Copy out all the records exactly.

[Dataset items]
+===+

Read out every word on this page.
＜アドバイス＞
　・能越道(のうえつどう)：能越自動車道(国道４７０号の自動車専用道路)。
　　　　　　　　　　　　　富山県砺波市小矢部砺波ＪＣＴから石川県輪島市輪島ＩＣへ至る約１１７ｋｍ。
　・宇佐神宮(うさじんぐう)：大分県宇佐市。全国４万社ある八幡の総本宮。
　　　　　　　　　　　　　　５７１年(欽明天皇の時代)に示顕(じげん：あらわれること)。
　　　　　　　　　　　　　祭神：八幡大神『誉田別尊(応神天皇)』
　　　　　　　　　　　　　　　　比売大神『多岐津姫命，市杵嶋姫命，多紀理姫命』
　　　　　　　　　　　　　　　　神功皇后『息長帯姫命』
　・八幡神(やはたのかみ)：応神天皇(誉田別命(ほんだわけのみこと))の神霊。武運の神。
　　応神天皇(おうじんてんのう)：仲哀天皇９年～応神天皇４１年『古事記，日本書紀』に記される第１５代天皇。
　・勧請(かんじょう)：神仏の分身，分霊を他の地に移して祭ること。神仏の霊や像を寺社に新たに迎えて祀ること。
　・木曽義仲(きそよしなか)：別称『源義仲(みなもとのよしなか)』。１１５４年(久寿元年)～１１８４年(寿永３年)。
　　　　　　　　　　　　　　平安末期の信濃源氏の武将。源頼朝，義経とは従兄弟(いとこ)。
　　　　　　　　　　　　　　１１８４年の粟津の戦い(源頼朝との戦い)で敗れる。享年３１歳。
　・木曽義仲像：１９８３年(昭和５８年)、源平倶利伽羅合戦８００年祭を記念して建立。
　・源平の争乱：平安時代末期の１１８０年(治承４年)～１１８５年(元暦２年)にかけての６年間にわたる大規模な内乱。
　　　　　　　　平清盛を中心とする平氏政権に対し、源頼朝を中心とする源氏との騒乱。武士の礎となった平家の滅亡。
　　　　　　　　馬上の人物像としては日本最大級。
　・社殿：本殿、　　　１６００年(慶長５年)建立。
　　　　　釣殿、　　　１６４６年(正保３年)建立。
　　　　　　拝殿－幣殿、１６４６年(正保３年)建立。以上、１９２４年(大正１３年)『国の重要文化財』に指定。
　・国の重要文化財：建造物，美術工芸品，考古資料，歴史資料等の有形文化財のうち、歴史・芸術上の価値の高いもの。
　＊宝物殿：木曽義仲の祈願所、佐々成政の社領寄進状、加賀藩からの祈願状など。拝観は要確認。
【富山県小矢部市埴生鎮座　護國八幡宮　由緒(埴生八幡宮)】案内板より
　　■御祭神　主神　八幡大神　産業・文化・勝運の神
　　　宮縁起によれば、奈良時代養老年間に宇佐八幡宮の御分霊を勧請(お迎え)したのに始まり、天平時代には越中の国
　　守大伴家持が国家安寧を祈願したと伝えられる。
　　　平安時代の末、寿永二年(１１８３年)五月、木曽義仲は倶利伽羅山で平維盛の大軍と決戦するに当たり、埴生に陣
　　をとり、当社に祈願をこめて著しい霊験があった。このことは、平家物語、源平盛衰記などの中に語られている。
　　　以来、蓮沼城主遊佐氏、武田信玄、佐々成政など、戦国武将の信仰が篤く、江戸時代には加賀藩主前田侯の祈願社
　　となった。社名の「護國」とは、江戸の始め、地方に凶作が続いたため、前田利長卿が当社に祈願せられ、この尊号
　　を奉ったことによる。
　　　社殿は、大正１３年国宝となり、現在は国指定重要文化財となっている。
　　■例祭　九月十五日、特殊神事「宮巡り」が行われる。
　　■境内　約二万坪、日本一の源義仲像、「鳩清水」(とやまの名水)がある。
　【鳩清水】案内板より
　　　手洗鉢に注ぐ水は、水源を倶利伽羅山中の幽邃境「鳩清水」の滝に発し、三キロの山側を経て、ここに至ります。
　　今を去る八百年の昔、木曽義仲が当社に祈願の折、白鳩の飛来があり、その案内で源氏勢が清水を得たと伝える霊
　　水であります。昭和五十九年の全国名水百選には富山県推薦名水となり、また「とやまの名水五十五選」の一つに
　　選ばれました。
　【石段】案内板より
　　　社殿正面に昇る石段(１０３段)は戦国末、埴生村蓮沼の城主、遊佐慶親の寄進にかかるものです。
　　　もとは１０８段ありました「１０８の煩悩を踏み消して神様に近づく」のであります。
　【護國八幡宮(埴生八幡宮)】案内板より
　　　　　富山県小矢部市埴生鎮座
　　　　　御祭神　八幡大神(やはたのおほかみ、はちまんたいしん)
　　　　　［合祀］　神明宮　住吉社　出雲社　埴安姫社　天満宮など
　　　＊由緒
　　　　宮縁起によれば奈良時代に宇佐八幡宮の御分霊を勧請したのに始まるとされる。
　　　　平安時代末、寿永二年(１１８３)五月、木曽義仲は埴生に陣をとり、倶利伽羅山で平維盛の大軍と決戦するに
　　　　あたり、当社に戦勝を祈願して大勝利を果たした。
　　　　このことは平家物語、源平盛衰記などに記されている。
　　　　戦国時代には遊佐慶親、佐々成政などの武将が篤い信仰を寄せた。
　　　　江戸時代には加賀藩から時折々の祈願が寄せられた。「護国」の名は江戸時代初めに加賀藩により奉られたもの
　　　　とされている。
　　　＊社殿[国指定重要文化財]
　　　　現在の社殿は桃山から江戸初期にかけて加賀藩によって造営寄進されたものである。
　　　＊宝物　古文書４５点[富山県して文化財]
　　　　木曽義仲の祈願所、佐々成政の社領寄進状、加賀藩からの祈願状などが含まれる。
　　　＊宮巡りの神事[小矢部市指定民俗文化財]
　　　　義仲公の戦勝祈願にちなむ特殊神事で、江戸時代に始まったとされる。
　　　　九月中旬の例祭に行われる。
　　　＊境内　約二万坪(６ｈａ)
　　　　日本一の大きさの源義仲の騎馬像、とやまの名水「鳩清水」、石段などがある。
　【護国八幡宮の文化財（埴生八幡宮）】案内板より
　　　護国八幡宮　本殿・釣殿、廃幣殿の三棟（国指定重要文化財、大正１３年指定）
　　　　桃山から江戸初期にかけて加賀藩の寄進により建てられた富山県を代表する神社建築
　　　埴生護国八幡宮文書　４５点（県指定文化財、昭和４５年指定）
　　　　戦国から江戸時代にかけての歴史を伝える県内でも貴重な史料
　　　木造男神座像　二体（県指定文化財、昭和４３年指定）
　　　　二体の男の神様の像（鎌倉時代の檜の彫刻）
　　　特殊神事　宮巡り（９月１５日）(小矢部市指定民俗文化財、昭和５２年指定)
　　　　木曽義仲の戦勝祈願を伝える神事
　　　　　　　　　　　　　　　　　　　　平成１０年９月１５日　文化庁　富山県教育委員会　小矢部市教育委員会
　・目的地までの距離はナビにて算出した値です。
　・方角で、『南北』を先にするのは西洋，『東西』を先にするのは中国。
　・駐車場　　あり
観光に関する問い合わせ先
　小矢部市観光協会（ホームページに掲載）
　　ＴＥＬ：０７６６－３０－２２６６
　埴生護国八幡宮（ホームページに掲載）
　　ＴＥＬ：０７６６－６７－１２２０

+===+

Exercise answer
Read out every word on this page.
＜アドバイス＞
　・能越道(のうえつどう)：能越自動車道(国道４７０号の自動車専用道路)。
　　　　　　　　　　　　　富山県砺波市小矢部砺波ＪＣＴから石川県輪島市輪島ＩＣへ至る約１１７ｋｍ。
　・宇佐神宮(うさじんぐう)：大分県宇佐市。全国４万社ある八幡の総本宮。
　　　　　　　　　　　　　　５７１年(欽明天皇の時代)に示顕(じげん：あらわれること)。
　　　　　　　　　　　　　祭神：八幡大神『誉田別尊(応神天皇)』
　　　　　　　　　　　　　　　　比売大神『多岐津姫命，市杵嶋姫命，多紀理姫命』
　　　　　　　　　　　　　　　　神功皇后『息長帯姫命』
　・八幡神(やはたのかみ)：応神天皇(誉田別命(ほんだわけのみこと))の神霊。武運の神。
　　応神天皇(おうじんてんのう)：仲哀天皇９年～応神天皇４１年『古事記，日本書紀』に記される第１５代天皇。
　・勧請(かんじょう)：神仏の分身，分霊を他の地に移して祭ること。神仏の霊や像を寺社に新たに迎えて祀ること。
　・木曽義仲(きそよしなか)：別称『源義仲(みなもとのよしなか)』。１１５４年(久寿元年)～１１８４年(寿永３年)。
　　　　　　　　　　　　　　平安末期の信濃源氏の武将。源頼朝，義経とは従兄弟(いとこ)。
　　　　　　　　　　　　　　１１８４年の粟津の戦い(源頼朝との戦い)で敗れる。享年３１歳。
　・木曽義仲像：１９８３年(昭和５８年)、源平倶利伽羅合戦８００年祭を記念して建立。
　・源平の争乱：平安時代末期の１１８０年(治承４年)～１１８５年(元暦２年)にかけての６年間にわたる大規模な内乱。
　　　　　　　　平清盛を中心とする平氏政権に対し、源頼朝を中心とする源氏との騒乱。武士の礎となった平家の滅亡。
　　　　　　　　馬上の人物像としては日本最大級。
　・社殿：本殿、　　　１６００年(慶長５年)建立。
　　　　　釣殿、　　　１６４６年(正保３年)建立。
　　　　　　拝殿－幣殿、１６４６年(正保３年)建立。以上、１９２４年(大正１３年)『国の重要文化財』に指定。
　・国の重要文化財：建造物，美術工芸品，考古資料，歴史資料等の有形文化財のうち、歴史・芸術上の価値の高いもの。
　＊宝物殿：木曽義仲の祈願所、佐々成政の社領寄進状、加賀藩からの祈願状など。拝観は要確認。
【富山県小矢部市埴生鎮座　護國八幡宮　由緒(埴生八幡宮)】案内板より
　　■御祭神　主神　八幡大神　産業・文化・勝運の神
　　　宮縁起によれば、奈良時代養老年間に宇佐八幡宮の御分霊を勧請(お迎え)したのに始まり、天平時代には越中の国
　　守大伴家持が国家安寧を祈願したと伝えられる。
　　　平安時代の末、寿永二年(１１８３年)五月、木曽義仲は倶利伽羅山で平維盛の大軍と決戦するに当たり、埴生に陣
　　をとり、当社に祈願をこめて著しい霊験があった。このことは、平家物語、源平盛衰記などの中に語られている。
　　　以来、蓮沼城主遊佐氏、武田信玄、佐々成政など、戦国武将の信仰が篤く、江戸時代には加賀藩主前田侯の祈願社
　　となった。社名の「護國」とは、江戸の始め、地方に凶作が続いたため、前田利長卿が当社に祈願せられ、この尊号
　　を奉ったことによる。
　　　社殿は、大正１３年国宝となり、現在は国指定重要文化財となっている。
　　■例祭　九月十五日、特殊神事「宮巡り」が行われる。
　　■境内　約二万坪、日本一の源義仲像、「鳩清水」(とやまの名水)がある。
　【鳩清水】案内板より
　　　手洗鉢に注ぐ水は、水源を倶利伽羅山中の幽邃境「鳩清水」の滝に発し、三キロの山側を経て、ここに至ります。
　　今を去る八百年の昔、木曽義仲が当社に祈願の折、白鳩の飛来があり、その案内で源氏勢が清水を得たと伝える霊
　　水であります。昭和五十九年の全国名水百選には富山県推薦名水となり、また「とやまの名水五十五選」の一つに
　　選ばれました。
　【石段】案内板より
　　　社殿正面に昇る石段(１０３段)は戦国末、埴生村蓮沼の城主、遊佐慶親の寄進にかかるものです。
　　　もとは１０８段ありました「１０８の煩悩を踏み消して神様に近づく」のであります。
　【護國八幡宮(埴生八幡宮)】案内板より
　　　　　富山県小矢部市埴生鎮座
　　　　　御祭神　八幡大神(やはたのおほかみ、はちまんたいしん)
　　　　　［合祀］　神明宮　住吉社　出雲社　埴安姫社　天満宮など
　　　＊由緒
　　　　宮縁起によれば奈良時代に宇佐八幡宮の御分霊を勧請したのに始まるとされる。
　　　　平安時代末、寿永二年(１１８３)五月、木曽義仲は埴生に陣をとり、倶利伽羅山で平維盛の大軍と決戦するに
　　　　あたり、当社に戦勝を祈願して大勝利を果たした。
　　　　このことは平家物語、源平盛衰記などに記されている。
　　　　戦国時代には遊佐慶親、佐々成政などの武将が篤い信仰を寄せた。
　　　　江戸時代には加賀藩から時折々の祈願が寄せられた。「護国」の名は江戸時代初めに加賀藩により奉られたもの
　　　　とされている。
　　　＊社殿[国指定重要文化財]
　　　　現在の社殿は桃山から江戸初期にかけて加賀藩によって造営寄進されたものである。
　　　＊宝物　古文書４５点[富山県して文化財]
　　　　木曽義仲の祈願所、佐々成政の社領寄進状、加賀藩からの祈願状などが含まれる。
　　　＊宮巡りの神事[小矢部市指定民俗文化財]
　　　　義仲公の戦勝祈願にちなむ特殊神事で、江戸時代に始まったとされる。
　　　　九月中旬の例祭に行われる。
　　　＊境内　約二万坪(６ｈａ)
　　　　日本一の大きさの源義仲の騎馬像、とやまの名水「鳩清水」、石段などがある。
　【護国八幡宮の文化財（埴生八幡宮）】案内板より
　　　護国八幡宮　本殿・釣殿、廃幣殿の三棟（国指定重要文化財、大正１３年指定）
　　　　桃山から江戸初期にかけて加賀藩の寄進により建てられた富山県を代表する神社建築
　　　埴生護国八幡宮文書　４５点（県指定文化財、昭和４５年指定）
　　　　戦国から江戸時代にかけての歴史を伝える県内でも貴重な史料
　　　木造男神座像　二体（県指定文化財、昭和４３年指定）
　　　　二体の男の神様の像（鎌倉時代の檜の彫刻）
　　　特殊神事　宮巡り（９月１５日）(小矢部市指定民俗文化財、昭和５２年指定)
　　　　木曽義仲の戦勝祈願を伝える神事
　　　　　　　　　　　　　　　　　　　　平成１０年９月１５日　文化庁　富山県教育委員会　小矢部市教育委員会
　・目的地までの距離はナビにて算出した値です。
　・方角で、『南北』を先にするのは西洋，『東西』を先にするのは中国。
　・駐車場　　あり
観光に関する問い合わせ先
　小矢部市観光協会（ホームページに掲載）
　　ＴＥＬ：０７６６－３０－２２６６
　埴生護国八幡宮（ホームページに掲載）
　　ＴＥＬ：０７６６－６７－１２２０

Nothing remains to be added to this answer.